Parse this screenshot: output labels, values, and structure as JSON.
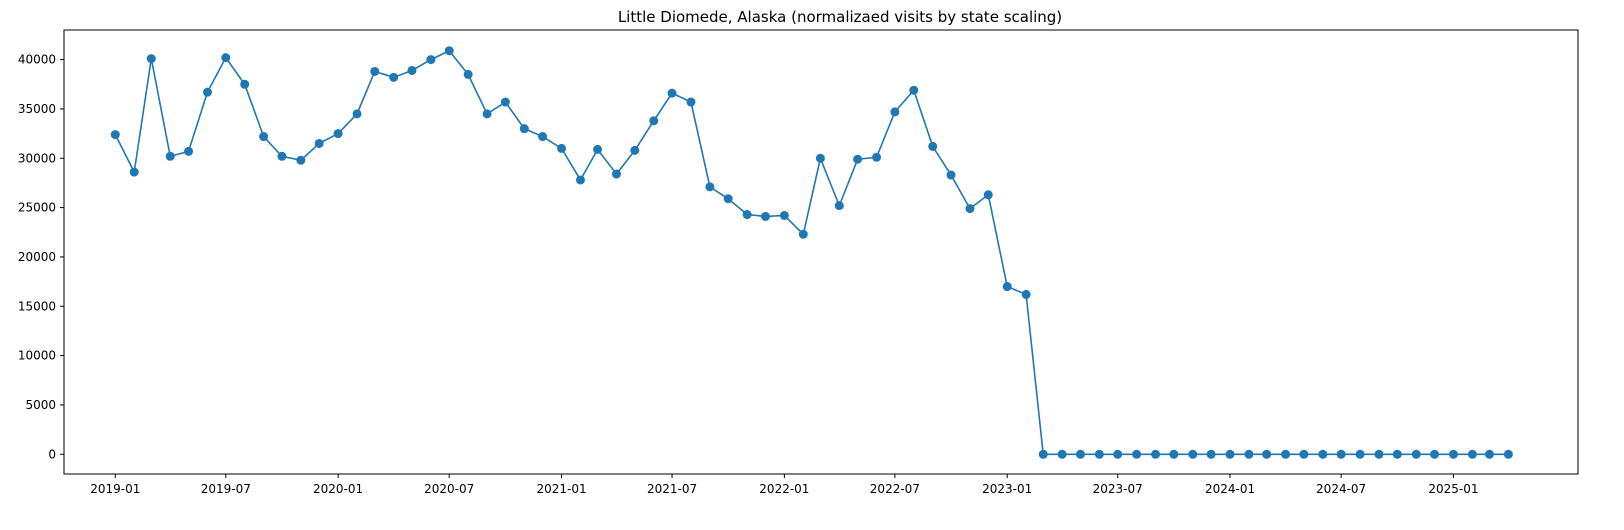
{
  "chart_data": {
    "type": "line",
    "title": "Little Diomede, Alaska (normalizaed visits by state scaling)",
    "xlabel": "",
    "ylabel": "",
    "grid": false,
    "legend": "none",
    "marker": "circle",
    "color": "#1f77b4",
    "xlim": [
      "2018-10-09",
      "2025-07-24"
    ],
    "ylim": [
      -2000,
      43000
    ],
    "x_ticks": [
      "2019-01",
      "2019-07",
      "2020-01",
      "2020-07",
      "2021-01",
      "2021-07",
      "2022-01",
      "2022-07",
      "2023-01",
      "2023-07",
      "2024-01",
      "2024-07",
      "2025-01"
    ],
    "y_ticks": [
      0,
      5000,
      10000,
      15000,
      20000,
      25000,
      30000,
      35000,
      40000
    ],
    "series": [
      {
        "x": [
          "2019-01",
          "2019-02",
          "2019-03",
          "2019-04",
          "2019-05",
          "2019-06",
          "2019-07",
          "2019-08",
          "2019-09",
          "2019-10",
          "2019-11",
          "2019-12",
          "2020-01",
          "2020-02",
          "2020-03",
          "2020-04",
          "2020-05",
          "2020-06",
          "2020-07",
          "2020-08",
          "2020-09",
          "2020-10",
          "2020-11",
          "2020-12",
          "2021-01",
          "2021-02",
          "2021-03",
          "2021-04",
          "2021-05",
          "2021-06",
          "2021-07",
          "2021-08",
          "2021-09",
          "2021-10",
          "2021-11",
          "2021-12",
          "2022-01",
          "2022-02",
          "2022-03",
          "2022-04",
          "2022-05",
          "2022-06",
          "2022-07",
          "2022-08",
          "2022-09",
          "2022-10",
          "2022-11",
          "2022-12",
          "2023-01",
          "2023-02",
          "2023-03",
          "2023-04",
          "2023-05",
          "2023-06",
          "2023-07",
          "2023-08",
          "2023-09",
          "2023-10",
          "2023-11",
          "2023-12",
          "2024-01",
          "2024-02",
          "2024-03",
          "2024-04",
          "2024-05",
          "2024-06",
          "2024-07",
          "2024-08",
          "2024-09",
          "2024-10",
          "2024-11",
          "2024-12",
          "2025-01",
          "2025-02",
          "2025-03",
          "2025-04"
        ],
        "y": [
          32400,
          28600,
          40100,
          30200,
          30700,
          36700,
          40200,
          37500,
          32200,
          30200,
          29800,
          31500,
          32500,
          34500,
          38800,
          38200,
          38900,
          40000,
          40900,
          38500,
          34500,
          35700,
          33000,
          32200,
          31000,
          27800,
          30900,
          28400,
          30800,
          33800,
          36600,
          35700,
          27100,
          25900,
          24300,
          24100,
          24200,
          22300,
          30000,
          25200,
          29900,
          30100,
          34700,
          36900,
          31200,
          28300,
          24900,
          26300,
          17000,
          16200,
          0,
          0,
          0,
          0,
          0,
          0,
          0,
          0,
          0,
          0,
          0,
          0,
          0,
          0,
          0,
          0,
          0,
          0,
          0,
          0,
          0,
          0,
          0,
          0,
          0,
          0
        ]
      }
    ]
  }
}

* * * * * * *

# YOUR INSTRUCTIONS
Without the pictures, return the entries exactly as they appear.

# FINAL RESULT
Parse this screenshot: output labels, values, and structure as JSON.
{
  "chart_data": {
    "type": "line",
    "title": "Little Diomede, Alaska (normalizaed visits by state scaling)",
    "xlabel": "",
    "ylabel": "",
    "grid": false,
    "legend": "none",
    "marker": "circle",
    "color": "#1f77b4",
    "xlim": [
      "2018-10-09",
      "2025-07-24"
    ],
    "ylim": [
      -2000,
      43000
    ],
    "x_ticks": [
      "2019-01",
      "2019-07",
      "2020-01",
      "2020-07",
      "2021-01",
      "2021-07",
      "2022-01",
      "2022-07",
      "2023-01",
      "2023-07",
      "2024-01",
      "2024-07",
      "2025-01"
    ],
    "y_ticks": [
      0,
      5000,
      10000,
      15000,
      20000,
      25000,
      30000,
      35000,
      40000
    ],
    "series": [
      {
        "x": [
          "2019-01",
          "2019-02",
          "2019-03",
          "2019-04",
          "2019-05",
          "2019-06",
          "2019-07",
          "2019-08",
          "2019-09",
          "2019-10",
          "2019-11",
          "2019-12",
          "2020-01",
          "2020-02",
          "2020-03",
          "2020-04",
          "2020-05",
          "2020-06",
          "2020-07",
          "2020-08",
          "2020-09",
          "2020-10",
          "2020-11",
          "2020-12",
          "2021-01",
          "2021-02",
          "2021-03",
          "2021-04",
          "2021-05",
          "2021-06",
          "2021-07",
          "2021-08",
          "2021-09",
          "2021-10",
          "2021-11",
          "2021-12",
          "2022-01",
          "2022-02",
          "2022-03",
          "2022-04",
          "2022-05",
          "2022-06",
          "2022-07",
          "2022-08",
          "2022-09",
          "2022-10",
          "2022-11",
          "2022-12",
          "2023-01",
          "2023-02",
          "2023-03",
          "2023-04",
          "2023-05",
          "2023-06",
          "2023-07",
          "2023-08",
          "2023-09",
          "2023-10",
          "2023-11",
          "2023-12",
          "2024-01",
          "2024-02",
          "2024-03",
          "2024-04",
          "2024-05",
          "2024-06",
          "2024-07",
          "2024-08",
          "2024-09",
          "2024-10",
          "2024-11",
          "2024-12",
          "2025-01",
          "2025-02",
          "2025-03",
          "2025-04"
        ],
        "y": [
          32400,
          28600,
          40100,
          30200,
          30700,
          36700,
          40200,
          37500,
          32200,
          30200,
          29800,
          31500,
          32500,
          34500,
          38800,
          38200,
          38900,
          40000,
          40900,
          38500,
          34500,
          35700,
          33000,
          32200,
          31000,
          27800,
          30900,
          28400,
          30800,
          33800,
          36600,
          35700,
          27100,
          25900,
          24300,
          24100,
          24200,
          22300,
          30000,
          25200,
          29900,
          30100,
          34700,
          36900,
          31200,
          28300,
          24900,
          26300,
          17000,
          16200,
          0,
          0,
          0,
          0,
          0,
          0,
          0,
          0,
          0,
          0,
          0,
          0,
          0,
          0,
          0,
          0,
          0,
          0,
          0,
          0,
          0,
          0,
          0,
          0,
          0,
          0
        ]
      }
    ]
  }
}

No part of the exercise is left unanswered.